╭─ Extracted information

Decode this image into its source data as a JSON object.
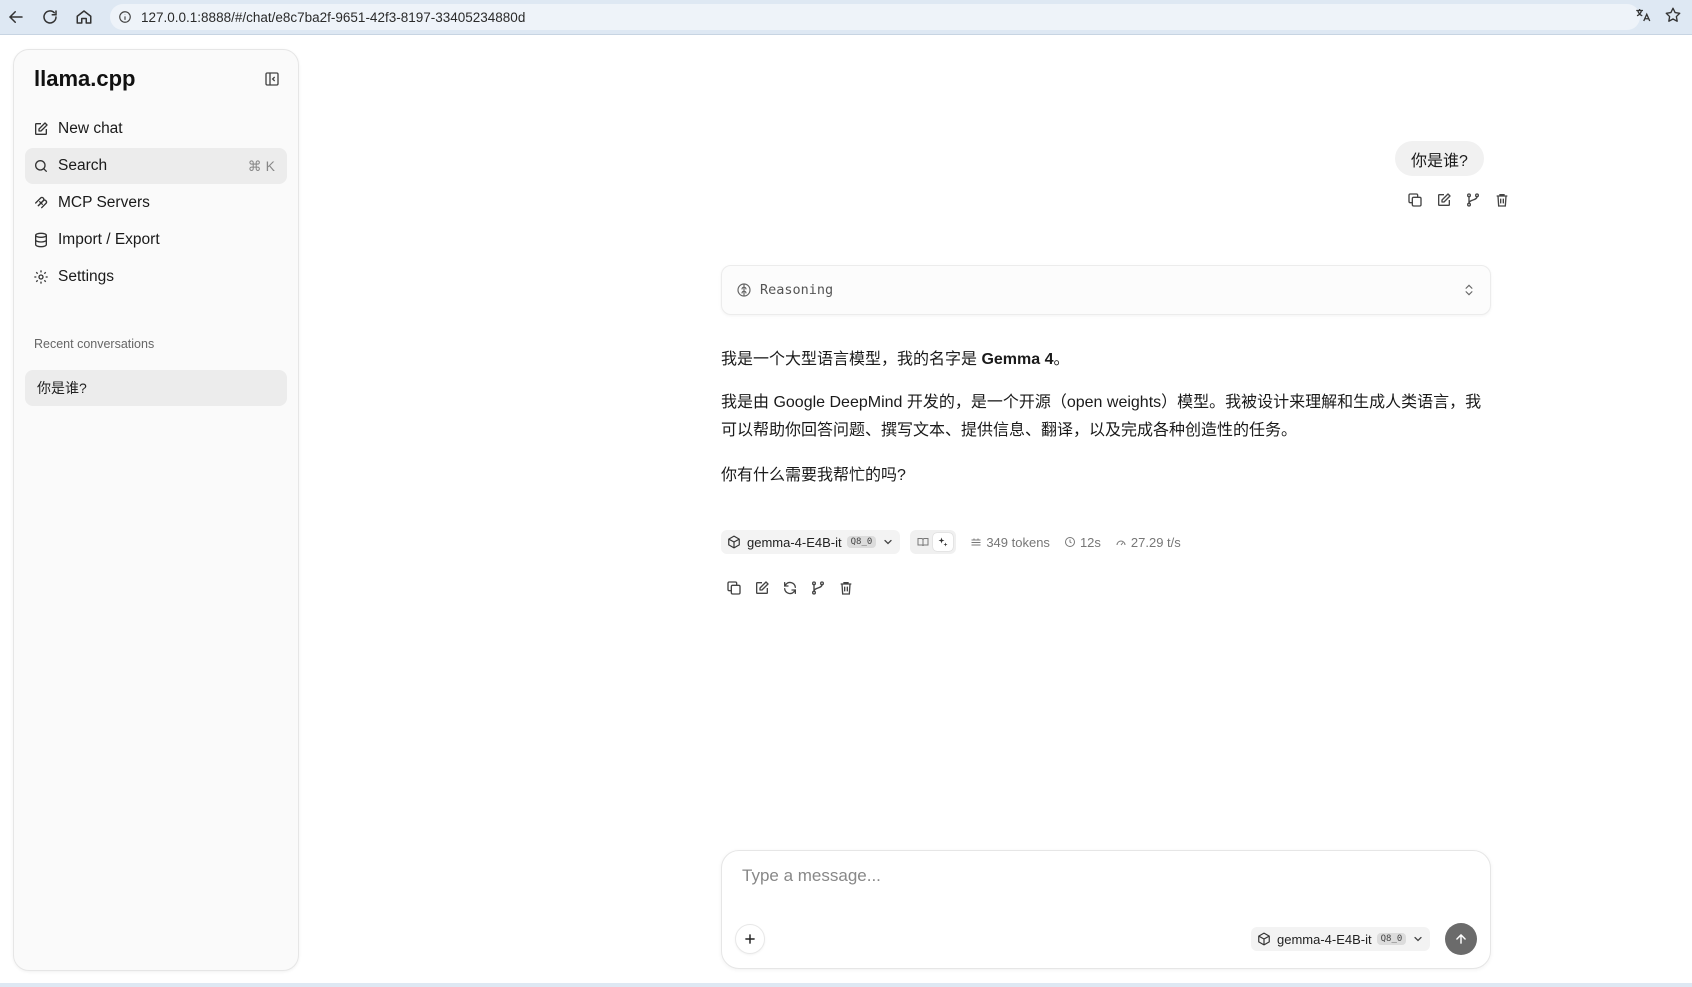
{
  "browser": {
    "url": "127.0.0.1:8888/#/chat/e8c7ba2f-9651-42f3-8197-33405234880d"
  },
  "sidebar": {
    "title": "llama.cpp",
    "items": [
      {
        "label": "New chat",
        "icon": "edit-icon"
      },
      {
        "label": "Search",
        "icon": "search-icon",
        "shortcut": "⌘ K"
      },
      {
        "label": "MCP Servers",
        "icon": "mcp-icon"
      },
      {
        "label": "Import / Export",
        "icon": "database-icon"
      },
      {
        "label": "Settings",
        "icon": "gear-icon"
      }
    ],
    "recent_heading": "Recent conversations",
    "conversations": [
      {
        "title": "你是谁?"
      }
    ]
  },
  "chat": {
    "user_message": "你是谁?",
    "reasoning_label": "Reasoning",
    "assistant": {
      "p1_prefix": "我是一个大型语言模型，我的名字是 ",
      "p1_bold": "Gemma 4",
      "p1_suffix": "。",
      "p2": "我是由 Google DeepMind 开发的，是一个开源（open weights）模型。我被设计来理解和生成人类语言，我可以帮助你回答问题、撰写文本、提供信息、翻译，以及完成各种创造性的任务。",
      "p3": "你有什么需要我帮忙的吗?"
    },
    "meta": {
      "model": "gemma-4-E4B-it",
      "quant": "Q8_0",
      "tokens": "349 tokens",
      "time": "12s",
      "speed": "27.29 t/s"
    }
  },
  "composer": {
    "placeholder": "Type a message...",
    "model": "gemma-4-E4B-it",
    "quant": "Q8_0"
  },
  "colors": {
    "browser_bar": "#dee8f3",
    "sidebar_bg": "#fafafa",
    "active_item": "#ececec",
    "send_button": "#6b6b6b"
  }
}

╰─

## Written task
Copy each line of the listing in which the word "icon" can be found.

## Answer to this task
        "icon": "edit-icon"
        "icon": "search-icon",
        "icon": "mcp-icon"
        "icon": "database-icon"
        "icon": "gear-icon"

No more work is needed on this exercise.